■ DIRECTIVE ■
Write out the full set of records below exactly.

-- start RECORDS --

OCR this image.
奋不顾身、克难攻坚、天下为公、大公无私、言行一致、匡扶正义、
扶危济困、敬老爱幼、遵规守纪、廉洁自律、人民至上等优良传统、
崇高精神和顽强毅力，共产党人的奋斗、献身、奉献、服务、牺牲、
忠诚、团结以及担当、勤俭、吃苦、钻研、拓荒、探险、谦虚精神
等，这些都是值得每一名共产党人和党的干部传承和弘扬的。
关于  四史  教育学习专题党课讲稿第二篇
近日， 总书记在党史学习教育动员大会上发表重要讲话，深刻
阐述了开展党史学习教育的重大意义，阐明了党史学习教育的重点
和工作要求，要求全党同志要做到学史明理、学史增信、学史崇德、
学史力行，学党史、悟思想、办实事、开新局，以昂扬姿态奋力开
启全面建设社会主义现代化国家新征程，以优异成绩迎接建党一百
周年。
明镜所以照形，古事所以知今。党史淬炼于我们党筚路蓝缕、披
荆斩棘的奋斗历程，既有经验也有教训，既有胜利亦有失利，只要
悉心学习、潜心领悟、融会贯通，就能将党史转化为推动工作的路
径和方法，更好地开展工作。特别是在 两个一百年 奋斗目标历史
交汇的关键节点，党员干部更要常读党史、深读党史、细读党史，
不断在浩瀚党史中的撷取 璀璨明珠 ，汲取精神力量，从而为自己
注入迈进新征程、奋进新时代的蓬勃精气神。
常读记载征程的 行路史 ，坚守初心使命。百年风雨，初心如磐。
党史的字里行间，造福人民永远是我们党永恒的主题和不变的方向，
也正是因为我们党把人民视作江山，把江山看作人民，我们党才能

-- end RECORDS --

■ WRITTEN RESPONSE ■
OCR this image.
奋不顾身、克难攻坚、天下为公、大公无私、言行一致、匡扶正义、
扶危济困、敬老爱幼、遵规守纪、廉洁自律、人民至上等优良传统、
崇高精神和顽强毅力，共产党人的奋斗、献身、奉献、服务、牺牲、
忠诚、团结以及担当、勤俭、吃苦、钻研、拓荒、探险、谦虚精神
等，这些都是值得每一名共产党人和党的干部传承和弘扬的。
关于  四史  教育学习专题党课讲稿第二篇
近日， 总书记在党史学习教育动员大会上发表重要讲话，深刻
阐述了开展党史学习教育的重大意义，阐明了党史学习教育的重点
和工作要求，要求全党同志要做到学史明理、学史增信、学史崇德、
学史力行，学党史、悟思想、办实事、开新局，以昂扬姿态奋力开
启全面建设社会主义现代化国家新征程，以优异成绩迎接建党一百
周年。
明镜所以照形，古事所以知今。党史淬炼于我们党筚路蓝缕、披
荆斩棘的奋斗历程，既有经验也有教训，既有胜利亦有失利，只要
悉心学习、潜心领悟、融会贯通，就能将党史转化为推动工作的路
径和方法，更好地开展工作。特别是在 两个一百年 奋斗目标历史
交汇的关键节点，党员干部更要常读党史、深读党史、细读党史，
不断在浩瀚党史中的撷取 璀璨明珠 ，汲取精神力量，从而为自己
注入迈进新征程、奋进新时代的蓬勃精气神。
常读记载征程的 行路史 ，坚守初心使命。百年风雨，初心如磐。
党史的字里行间，造福人民永远是我们党永恒的主题和不变的方向，
也正是因为我们党把人民视作江山，把江山看作人民，我们党才能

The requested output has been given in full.